Extracted data entries
┄┄┄┄┄┄┄┄┄┄┄┄┄┄┄┄┄┄┄┄

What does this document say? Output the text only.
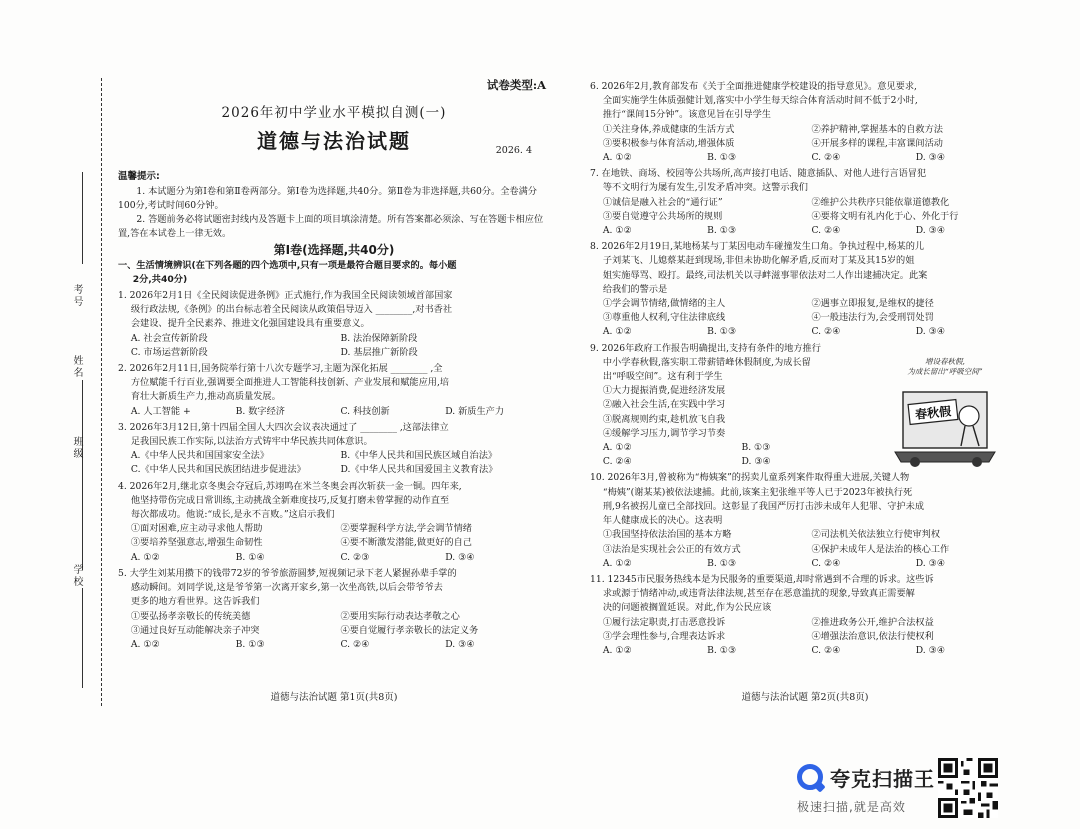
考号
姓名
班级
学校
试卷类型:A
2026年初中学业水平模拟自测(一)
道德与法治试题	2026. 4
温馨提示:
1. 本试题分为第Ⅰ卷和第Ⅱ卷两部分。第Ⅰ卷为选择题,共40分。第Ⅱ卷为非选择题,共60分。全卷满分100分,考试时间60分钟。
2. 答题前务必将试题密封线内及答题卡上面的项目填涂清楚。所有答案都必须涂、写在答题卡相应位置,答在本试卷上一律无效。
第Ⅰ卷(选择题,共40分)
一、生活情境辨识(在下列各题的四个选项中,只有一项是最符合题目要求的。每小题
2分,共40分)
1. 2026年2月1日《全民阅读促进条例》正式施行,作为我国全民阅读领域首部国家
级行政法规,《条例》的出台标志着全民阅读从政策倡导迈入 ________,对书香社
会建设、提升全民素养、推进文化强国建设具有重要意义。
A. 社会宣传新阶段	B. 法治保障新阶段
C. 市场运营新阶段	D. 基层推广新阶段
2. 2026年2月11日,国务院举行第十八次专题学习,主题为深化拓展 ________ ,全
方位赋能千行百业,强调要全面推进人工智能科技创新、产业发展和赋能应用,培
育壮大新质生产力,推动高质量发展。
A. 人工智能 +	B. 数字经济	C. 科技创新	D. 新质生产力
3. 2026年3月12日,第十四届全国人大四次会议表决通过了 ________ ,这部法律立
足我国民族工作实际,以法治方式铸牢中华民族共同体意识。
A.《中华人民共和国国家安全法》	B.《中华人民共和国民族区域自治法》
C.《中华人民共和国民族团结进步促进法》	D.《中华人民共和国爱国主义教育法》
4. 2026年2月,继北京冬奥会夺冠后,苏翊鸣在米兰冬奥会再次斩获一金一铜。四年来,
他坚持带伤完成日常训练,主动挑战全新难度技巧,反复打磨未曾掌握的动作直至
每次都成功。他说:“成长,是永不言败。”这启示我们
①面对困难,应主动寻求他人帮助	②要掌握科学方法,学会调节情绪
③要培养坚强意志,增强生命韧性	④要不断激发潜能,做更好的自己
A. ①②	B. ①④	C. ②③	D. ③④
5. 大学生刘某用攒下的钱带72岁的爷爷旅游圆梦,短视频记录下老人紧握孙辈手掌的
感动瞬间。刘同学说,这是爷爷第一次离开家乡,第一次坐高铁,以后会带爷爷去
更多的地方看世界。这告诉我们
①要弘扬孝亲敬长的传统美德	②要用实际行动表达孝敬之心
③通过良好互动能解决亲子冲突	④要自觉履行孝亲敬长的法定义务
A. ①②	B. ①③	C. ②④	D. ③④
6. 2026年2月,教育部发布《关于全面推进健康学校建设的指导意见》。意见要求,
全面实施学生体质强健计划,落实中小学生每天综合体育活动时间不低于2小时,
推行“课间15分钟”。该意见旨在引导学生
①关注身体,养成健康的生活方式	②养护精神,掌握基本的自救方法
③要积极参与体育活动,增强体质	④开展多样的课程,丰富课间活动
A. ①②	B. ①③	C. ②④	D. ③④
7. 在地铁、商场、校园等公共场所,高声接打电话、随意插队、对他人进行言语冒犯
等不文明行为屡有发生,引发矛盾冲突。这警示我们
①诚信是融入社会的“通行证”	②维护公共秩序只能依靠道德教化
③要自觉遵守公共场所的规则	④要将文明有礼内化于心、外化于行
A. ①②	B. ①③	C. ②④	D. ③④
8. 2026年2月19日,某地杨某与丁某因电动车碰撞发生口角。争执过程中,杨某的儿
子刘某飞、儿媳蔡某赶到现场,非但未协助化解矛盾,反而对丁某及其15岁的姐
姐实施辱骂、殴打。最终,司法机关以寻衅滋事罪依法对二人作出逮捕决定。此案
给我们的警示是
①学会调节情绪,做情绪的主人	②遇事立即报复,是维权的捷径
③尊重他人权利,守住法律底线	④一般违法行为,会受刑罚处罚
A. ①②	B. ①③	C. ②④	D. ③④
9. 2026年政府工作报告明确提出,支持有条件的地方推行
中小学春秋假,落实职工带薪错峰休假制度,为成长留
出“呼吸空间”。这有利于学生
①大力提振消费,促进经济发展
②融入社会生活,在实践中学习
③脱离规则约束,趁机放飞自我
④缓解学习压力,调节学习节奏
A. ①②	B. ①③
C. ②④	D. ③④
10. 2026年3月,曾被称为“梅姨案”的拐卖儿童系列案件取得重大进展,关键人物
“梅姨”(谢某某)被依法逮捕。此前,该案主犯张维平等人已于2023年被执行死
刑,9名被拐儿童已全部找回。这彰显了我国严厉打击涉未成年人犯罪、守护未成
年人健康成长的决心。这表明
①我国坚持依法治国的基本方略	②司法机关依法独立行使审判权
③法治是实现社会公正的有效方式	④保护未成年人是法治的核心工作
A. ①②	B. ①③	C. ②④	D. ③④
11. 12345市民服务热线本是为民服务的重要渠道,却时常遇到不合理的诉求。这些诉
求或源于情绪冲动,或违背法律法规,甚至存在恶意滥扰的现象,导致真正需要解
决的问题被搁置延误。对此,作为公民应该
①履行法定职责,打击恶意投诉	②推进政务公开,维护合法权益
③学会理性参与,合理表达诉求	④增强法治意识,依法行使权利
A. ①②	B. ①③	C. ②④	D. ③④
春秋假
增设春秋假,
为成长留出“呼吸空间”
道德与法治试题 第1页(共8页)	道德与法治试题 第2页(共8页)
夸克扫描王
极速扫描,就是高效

┄┄┄┄┄┄┄┄┄┄┄┄┄┄┄┄┄┄┄┄

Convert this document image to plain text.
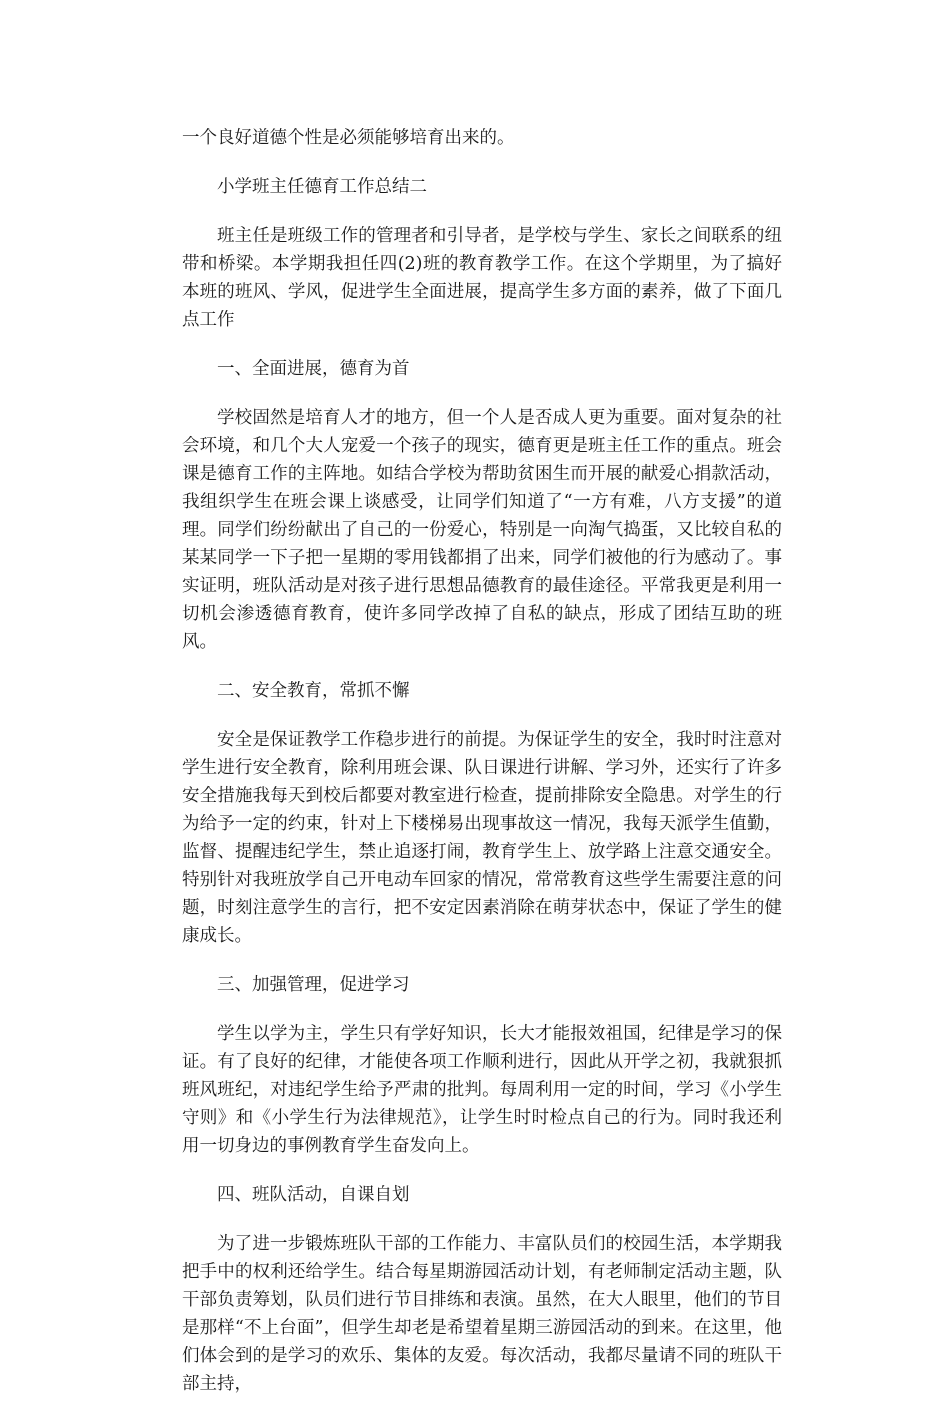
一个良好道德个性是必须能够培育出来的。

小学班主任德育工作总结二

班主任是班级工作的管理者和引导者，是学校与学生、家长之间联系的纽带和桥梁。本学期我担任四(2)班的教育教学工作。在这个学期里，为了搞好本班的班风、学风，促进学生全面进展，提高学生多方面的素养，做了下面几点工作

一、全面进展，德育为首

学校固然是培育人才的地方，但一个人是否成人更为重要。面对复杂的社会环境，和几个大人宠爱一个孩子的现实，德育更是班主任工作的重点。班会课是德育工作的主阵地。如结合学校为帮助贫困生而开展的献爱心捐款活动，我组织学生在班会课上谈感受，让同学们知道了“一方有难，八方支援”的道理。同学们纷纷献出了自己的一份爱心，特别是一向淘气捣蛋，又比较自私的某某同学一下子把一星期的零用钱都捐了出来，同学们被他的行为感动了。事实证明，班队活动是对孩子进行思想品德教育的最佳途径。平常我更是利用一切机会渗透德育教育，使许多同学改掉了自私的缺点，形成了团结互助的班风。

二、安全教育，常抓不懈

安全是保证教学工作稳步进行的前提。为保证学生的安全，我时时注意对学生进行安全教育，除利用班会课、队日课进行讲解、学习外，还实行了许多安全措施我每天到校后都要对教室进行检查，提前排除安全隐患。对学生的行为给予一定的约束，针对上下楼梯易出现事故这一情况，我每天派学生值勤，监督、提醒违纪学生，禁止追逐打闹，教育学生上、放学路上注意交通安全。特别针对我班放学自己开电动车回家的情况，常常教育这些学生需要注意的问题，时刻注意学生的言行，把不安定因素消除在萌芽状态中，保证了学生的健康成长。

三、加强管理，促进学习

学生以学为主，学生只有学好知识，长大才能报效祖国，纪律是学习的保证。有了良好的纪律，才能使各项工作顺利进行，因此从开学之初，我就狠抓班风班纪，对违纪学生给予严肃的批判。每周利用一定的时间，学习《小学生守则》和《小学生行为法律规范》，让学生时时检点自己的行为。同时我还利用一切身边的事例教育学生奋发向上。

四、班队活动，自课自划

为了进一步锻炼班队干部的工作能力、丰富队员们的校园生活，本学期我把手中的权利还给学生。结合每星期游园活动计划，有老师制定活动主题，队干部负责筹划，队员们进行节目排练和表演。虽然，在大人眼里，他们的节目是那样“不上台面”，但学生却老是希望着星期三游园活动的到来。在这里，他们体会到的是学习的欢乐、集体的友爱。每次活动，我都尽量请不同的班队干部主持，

┄┄┄┄┄┄┄┄┄┄┄┄┄┄┄┄┄┄┄┄

Instruction:
Pull out every line above that holds the word "document".

Completed exercise:
What does this document say? Output the text only.
Convert this document image to plain text.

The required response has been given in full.